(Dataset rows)
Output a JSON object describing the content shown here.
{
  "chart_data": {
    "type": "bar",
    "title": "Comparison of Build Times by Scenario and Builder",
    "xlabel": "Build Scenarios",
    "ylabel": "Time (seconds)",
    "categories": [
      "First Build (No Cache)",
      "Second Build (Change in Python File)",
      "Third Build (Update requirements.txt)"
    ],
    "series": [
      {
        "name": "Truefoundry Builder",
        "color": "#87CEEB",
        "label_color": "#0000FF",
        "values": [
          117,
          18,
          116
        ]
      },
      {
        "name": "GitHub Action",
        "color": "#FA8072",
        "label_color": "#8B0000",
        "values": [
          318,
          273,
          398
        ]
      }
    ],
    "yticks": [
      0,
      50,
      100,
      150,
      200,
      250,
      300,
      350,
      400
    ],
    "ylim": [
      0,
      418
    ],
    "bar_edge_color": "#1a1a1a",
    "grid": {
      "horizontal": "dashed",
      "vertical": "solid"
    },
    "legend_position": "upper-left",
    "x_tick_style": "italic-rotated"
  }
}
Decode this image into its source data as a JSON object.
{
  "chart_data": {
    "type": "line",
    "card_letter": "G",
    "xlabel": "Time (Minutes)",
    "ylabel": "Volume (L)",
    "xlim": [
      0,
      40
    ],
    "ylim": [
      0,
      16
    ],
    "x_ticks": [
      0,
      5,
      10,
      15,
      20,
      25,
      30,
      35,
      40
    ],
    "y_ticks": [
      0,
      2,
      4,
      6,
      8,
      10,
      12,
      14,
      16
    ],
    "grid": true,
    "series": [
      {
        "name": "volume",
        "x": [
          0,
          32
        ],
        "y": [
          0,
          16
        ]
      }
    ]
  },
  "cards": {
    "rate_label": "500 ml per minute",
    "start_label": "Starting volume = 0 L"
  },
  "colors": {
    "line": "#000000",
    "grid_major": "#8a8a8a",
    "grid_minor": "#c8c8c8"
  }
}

_What is being asked_
Reproduce the records in full, exactly as written.

_Problem solution_
Output a JSON object describing the content shown here.
{
  "chart_data": {
    "type": "bar",
    "title": "Comparison of Build Times by Scenario and Builder",
    "xlabel": "Build Scenarios",
    "ylabel": "Time (seconds)",
    "categories": [
      "First Build (No Cache)",
      "Second Build (Change in Python File)",
      "Third Build (Update requirements.txt)"
    ],
    "series": [
      {
        "name": "Truefoundry Builder",
        "color": "#87CEEB",
        "label_color": "#0000FF",
        "values": [
          117,
          18,
          116
        ]
      },
      {
        "name": "GitHub Action",
        "color": "#FA8072",
        "label_color": "#8B0000",
        "values": [
          318,
          273,
          398
        ]
      }
    ],
    "yticks": [
      0,
      50,
      100,
      150,
      200,
      250,
      300,
      350,
      400
    ],
    "ylim": [
      0,
      418
    ],
    "bar_edge_color": "#1a1a1a",
    "grid": {
      "horizontal": "dashed",
      "vertical": "solid"
    },
    "legend_position": "upper-left",
    "x_tick_style": "italic-rotated"
  }
}
Decode this image into its source data as a JSON object.
{
  "chart_data": {
    "type": "line",
    "card_letter": "G",
    "xlabel": "Time (Minutes)",
    "ylabel": "Volume (L)",
    "xlim": [
      0,
      40
    ],
    "ylim": [
      0,
      16
    ],
    "x_ticks": [
      0,
      5,
      10,
      15,
      20,
      25,
      30,
      35,
      40
    ],
    "y_ticks": [
      0,
      2,
      4,
      6,
      8,
      10,
      12,
      14,
      16
    ],
    "grid": true,
    "series": [
      {
        "name": "volume",
        "x": [
          0,
          32
        ],
        "y": [
          0,
          16
        ]
      }
    ]
  },
  "cards": {
    "rate_label": "500 ml per minute",
    "start_label": "Starting volume = 0 L"
  },
  "colors": {
    "line": "#000000",
    "grid_major": "#8a8a8a",
    "grid_minor": "#c8c8c8"
  }
}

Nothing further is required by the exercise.